JOB
In the library workday post below, condense the paragraph that begins "Work was a bit of a daze" into three sentences or fewer, keeping its main facts.

Work was a bit of a daze really. I spent the first hour in the workroom on ‘light duties’ thanks to my delicate state and my indulgent and amused colleagues 😆 I spent it looking through A Victorian County History, a reference book which one of my tasks for the coming year is to find out 3 facts I didn’t know before from along with Whittakers Almanac and The National Directory of Associations. I did Whittakers last week so today I was reading all about Sompting from 1066 onwards. Very interesting stuff.

I spent the next hour on the enquiry desk but the only enquiry I fielded was about a local lord from the 1800s and some of his antics. It’s been a local history-tastic morning :).

In the final hour I was on the counter and my colleague J and I were looking at an OED online quiz for library users which had us learning which fruits have been known as ‘bumblekites’ in the past among other things. That was my WWLT fact.

DATA EXTRACT
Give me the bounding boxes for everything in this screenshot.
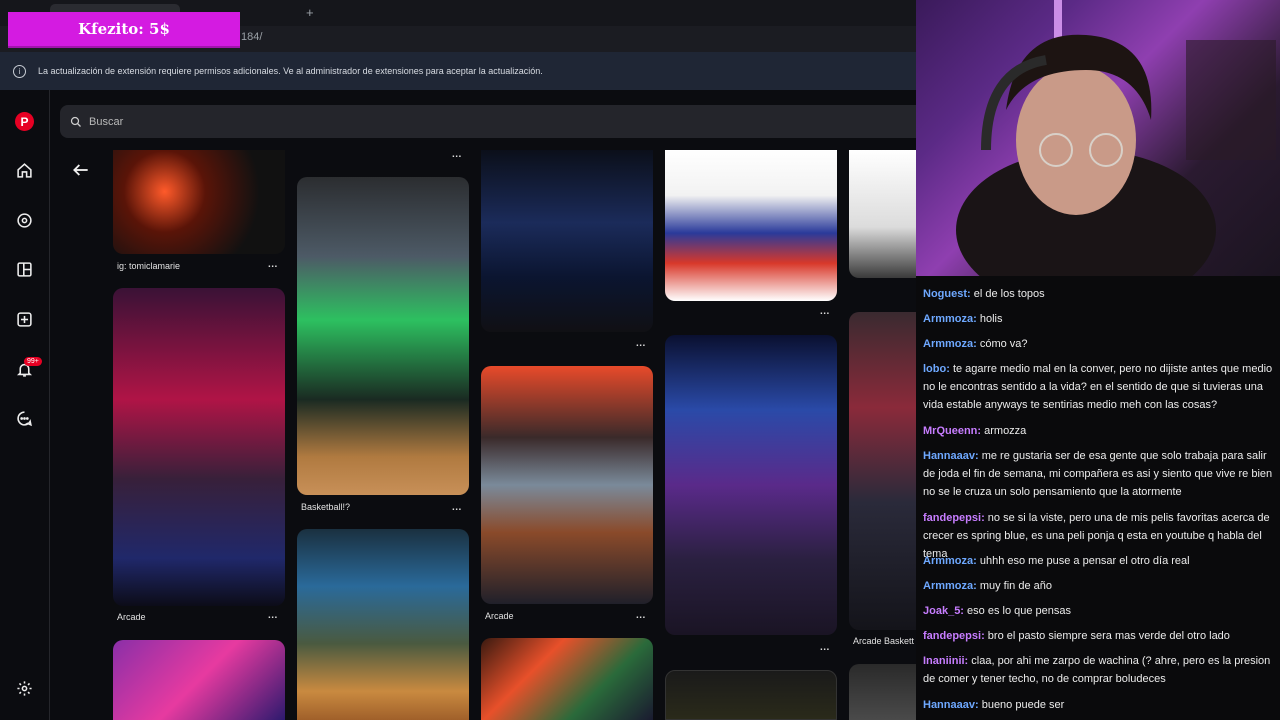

TASK SOLUTION
Work felt like a daze, and because of my delicate state I spent the first hour in the workroom on "light duties," to my colleagues' amusement. I read A Victorian County History, one of three reference books (with Whittakers Almanac and The National Directory of Associations) from which I must learn 3 new facts in the coming year. Having finished Whittakers last week, I read about Sompting from 1066 onward, which was very interesting.